**Stated problem**
Copy out the data below as written; omit any images.

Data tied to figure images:
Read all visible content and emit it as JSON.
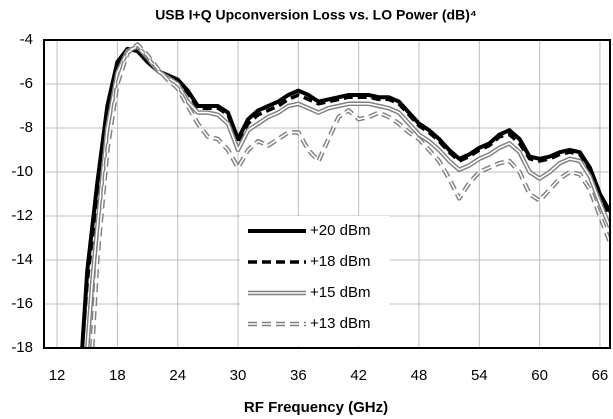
{
  "chart_data": {
    "type": "line",
    "title": "USB I+Q Upconversion Loss vs. LO Power (dB)⁴",
    "x_label": "RF Frequency (GHz)",
    "x": [
      14.5,
      15,
      15.5,
      16,
      17,
      18,
      19,
      20,
      21,
      22,
      23,
      24,
      25,
      26,
      27,
      28,
      29,
      30,
      31,
      32,
      33,
      34,
      35,
      36,
      37,
      38,
      39,
      40,
      41,
      42,
      43,
      44,
      45,
      46,
      47,
      48,
      49,
      50,
      51,
      52,
      53,
      54,
      55,
      56,
      57,
      58,
      59,
      60,
      61,
      62,
      63,
      64,
      65,
      66,
      67
    ],
    "series": [
      {
        "name": "+20 dBm",
        "color": "#000000",
        "style": "solid",
        "values": [
          -18,
          -14.5,
          -12.5,
          -10.5,
          -7,
          -5,
          -4.4,
          -4.5,
          -5,
          -5.4,
          -5.6,
          -5.8,
          -6.3,
          -7,
          -7,
          -7,
          -7.3,
          -8.5,
          -7.6,
          -7.2,
          -7,
          -6.8,
          -6.5,
          -6.3,
          -6.5,
          -6.8,
          -6.7,
          -6.6,
          -6.5,
          -6.5,
          -6.5,
          -6.6,
          -6.6,
          -6.8,
          -7.3,
          -7.8,
          -8.1,
          -8.5,
          -9,
          -9.4,
          -9.2,
          -8.9,
          -8.7,
          -8.3,
          -8.1,
          -8.5,
          -9.3,
          -9.4,
          -9.3,
          -9.1,
          -9,
          -9.1,
          -9.8,
          -11,
          -11.8
        ]
      },
      {
        "name": "+18 dBm",
        "color": "#000000",
        "style": "dashed",
        "values": [
          -18,
          -15,
          -13,
          -11,
          -7.3,
          -5.2,
          -4.4,
          -4.4,
          -4.9,
          -5.4,
          -5.6,
          -5.8,
          -6.4,
          -7.1,
          -7.1,
          -7.1,
          -7.4,
          -8.6,
          -7.8,
          -7.4,
          -7.2,
          -7,
          -6.7,
          -6.5,
          -6.7,
          -6.9,
          -6.8,
          -6.7,
          -6.6,
          -6.6,
          -6.6,
          -6.7,
          -6.7,
          -6.9,
          -7.4,
          -7.9,
          -8.2,
          -8.6,
          -9.1,
          -9.5,
          -9.3,
          -9,
          -8.8,
          -8.4,
          -8.3,
          -8.7,
          -9.4,
          -9.5,
          -9.4,
          -9.2,
          -9.1,
          -9.2,
          -9.9,
          -11.1,
          -12
        ]
      },
      {
        "name": "+15 dBm",
        "color": "#808080",
        "style": "double",
        "values": [
          null,
          -18,
          -15,
          -12.5,
          -8,
          -5.5,
          -4.5,
          -4.3,
          -4.8,
          -5.4,
          -5.7,
          -6,
          -6.8,
          -7.3,
          -7.3,
          -7.4,
          -7.8,
          -9,
          -8.1,
          -7.8,
          -7.5,
          -7.3,
          -7,
          -6.9,
          -7.1,
          -7.3,
          -7.1,
          -7,
          -6.9,
          -6.9,
          -6.9,
          -7,
          -7.1,
          -7.3,
          -7.8,
          -8.3,
          -8.6,
          -9,
          -9.5,
          -9.9,
          -9.7,
          -9.4,
          -9.2,
          -8.9,
          -8.7,
          -9.1,
          -10,
          -10.3,
          -10,
          -9.6,
          -9.4,
          -9.5,
          -10.2,
          -11.4,
          -12.5
        ]
      },
      {
        "name": "+13 dBm",
        "color": "#808080",
        "style": "double-dashed",
        "values": [
          null,
          null,
          -18,
          -14,
          -9,
          -6,
          -4.6,
          -4.2,
          -4.7,
          -5.3,
          -5.8,
          -6.2,
          -7,
          -7.8,
          -8.4,
          -8.5,
          -9,
          -9.8,
          -9,
          -8.6,
          -8.8,
          -8.5,
          -8.2,
          -8.2,
          -9,
          -9.5,
          -8.5,
          -7.5,
          -7.2,
          -7.6,
          -7.5,
          -7.3,
          -7.5,
          -7.8,
          -8.2,
          -8.5,
          -9,
          -9.5,
          -10.3,
          -11.2,
          -10.5,
          -10,
          -9.8,
          -9.6,
          -9.5,
          -10,
          -11,
          -11.3,
          -10.8,
          -10.3,
          -10,
          -10.1,
          -10.8,
          -12,
          -13.2
        ]
      }
    ],
    "xlim": [
      10.7,
      67
    ],
    "xticks": [
      12,
      18,
      24,
      30,
      36,
      42,
      48,
      54,
      60,
      66
    ],
    "ylim": [
      -18,
      -4
    ],
    "yticks": [
      -18,
      -16,
      -14,
      -12,
      -10,
      -8,
      -6,
      -4
    ],
    "grid": true,
    "legend": "center"
  }
}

**Result of the exercise**
Read all visible content and emit it as JSON.
{
  "chart_data": {
    "type": "line",
    "title": "USB I+Q Upconversion Loss vs. LO Power (dB)⁴",
    "x_label": "RF Frequency (GHz)",
    "x": [
      14.5,
      15,
      15.5,
      16,
      17,
      18,
      19,
      20,
      21,
      22,
      23,
      24,
      25,
      26,
      27,
      28,
      29,
      30,
      31,
      32,
      33,
      34,
      35,
      36,
      37,
      38,
      39,
      40,
      41,
      42,
      43,
      44,
      45,
      46,
      47,
      48,
      49,
      50,
      51,
      52,
      53,
      54,
      55,
      56,
      57,
      58,
      59,
      60,
      61,
      62,
      63,
      64,
      65,
      66,
      67
    ],
    "series": [
      {
        "name": "+20 dBm",
        "color": "#000000",
        "style": "solid",
        "values": [
          -18,
          -14.5,
          -12.5,
          -10.5,
          -7,
          -5,
          -4.4,
          -4.5,
          -5,
          -5.4,
          -5.6,
          -5.8,
          -6.3,
          -7,
          -7,
          -7,
          -7.3,
          -8.5,
          -7.6,
          -7.2,
          -7,
          -6.8,
          -6.5,
          -6.3,
          -6.5,
          -6.8,
          -6.7,
          -6.6,
          -6.5,
          -6.5,
          -6.5,
          -6.6,
          -6.6,
          -6.8,
          -7.3,
          -7.8,
          -8.1,
          -8.5,
          -9,
          -9.4,
          -9.2,
          -8.9,
          -8.7,
          -8.3,
          -8.1,
          -8.5,
          -9.3,
          -9.4,
          -9.3,
          -9.1,
          -9,
          -9.1,
          -9.8,
          -11,
          -11.8
        ]
      },
      {
        "name": "+18 dBm",
        "color": "#000000",
        "style": "dashed",
        "values": [
          -18,
          -15,
          -13,
          -11,
          -7.3,
          -5.2,
          -4.4,
          -4.4,
          -4.9,
          -5.4,
          -5.6,
          -5.8,
          -6.4,
          -7.1,
          -7.1,
          -7.1,
          -7.4,
          -8.6,
          -7.8,
          -7.4,
          -7.2,
          -7,
          -6.7,
          -6.5,
          -6.7,
          -6.9,
          -6.8,
          -6.7,
          -6.6,
          -6.6,
          -6.6,
          -6.7,
          -6.7,
          -6.9,
          -7.4,
          -7.9,
          -8.2,
          -8.6,
          -9.1,
          -9.5,
          -9.3,
          -9,
          -8.8,
          -8.4,
          -8.3,
          -8.7,
          -9.4,
          -9.5,
          -9.4,
          -9.2,
          -9.1,
          -9.2,
          -9.9,
          -11.1,
          -12
        ]
      },
      {
        "name": "+15 dBm",
        "color": "#808080",
        "style": "double",
        "values": [
          null,
          -18,
          -15,
          -12.5,
          -8,
          -5.5,
          -4.5,
          -4.3,
          -4.8,
          -5.4,
          -5.7,
          -6,
          -6.8,
          -7.3,
          -7.3,
          -7.4,
          -7.8,
          -9,
          -8.1,
          -7.8,
          -7.5,
          -7.3,
          -7,
          -6.9,
          -7.1,
          -7.3,
          -7.1,
          -7,
          -6.9,
          -6.9,
          -6.9,
          -7,
          -7.1,
          -7.3,
          -7.8,
          -8.3,
          -8.6,
          -9,
          -9.5,
          -9.9,
          -9.7,
          -9.4,
          -9.2,
          -8.9,
          -8.7,
          -9.1,
          -10,
          -10.3,
          -10,
          -9.6,
          -9.4,
          -9.5,
          -10.2,
          -11.4,
          -12.5
        ]
      },
      {
        "name": "+13 dBm",
        "color": "#808080",
        "style": "double-dashed",
        "values": [
          null,
          null,
          -18,
          -14,
          -9,
          -6,
          -4.6,
          -4.2,
          -4.7,
          -5.3,
          -5.8,
          -6.2,
          -7,
          -7.8,
          -8.4,
          -8.5,
          -9,
          -9.8,
          -9,
          -8.6,
          -8.8,
          -8.5,
          -8.2,
          -8.2,
          -9,
          -9.5,
          -8.5,
          -7.5,
          -7.2,
          -7.6,
          -7.5,
          -7.3,
          -7.5,
          -7.8,
          -8.2,
          -8.5,
          -9,
          -9.5,
          -10.3,
          -11.2,
          -10.5,
          -10,
          -9.8,
          -9.6,
          -9.5,
          -10,
          -11,
          -11.3,
          -10.8,
          -10.3,
          -10,
          -10.1,
          -10.8,
          -12,
          -13.2
        ]
      }
    ],
    "xlim": [
      10.7,
      67
    ],
    "xticks": [
      12,
      18,
      24,
      30,
      36,
      42,
      48,
      54,
      60,
      66
    ],
    "ylim": [
      -18,
      -4
    ],
    "yticks": [
      -18,
      -16,
      -14,
      -12,
      -10,
      -8,
      -6,
      -4
    ],
    "grid": true,
    "legend": "center"
  }
}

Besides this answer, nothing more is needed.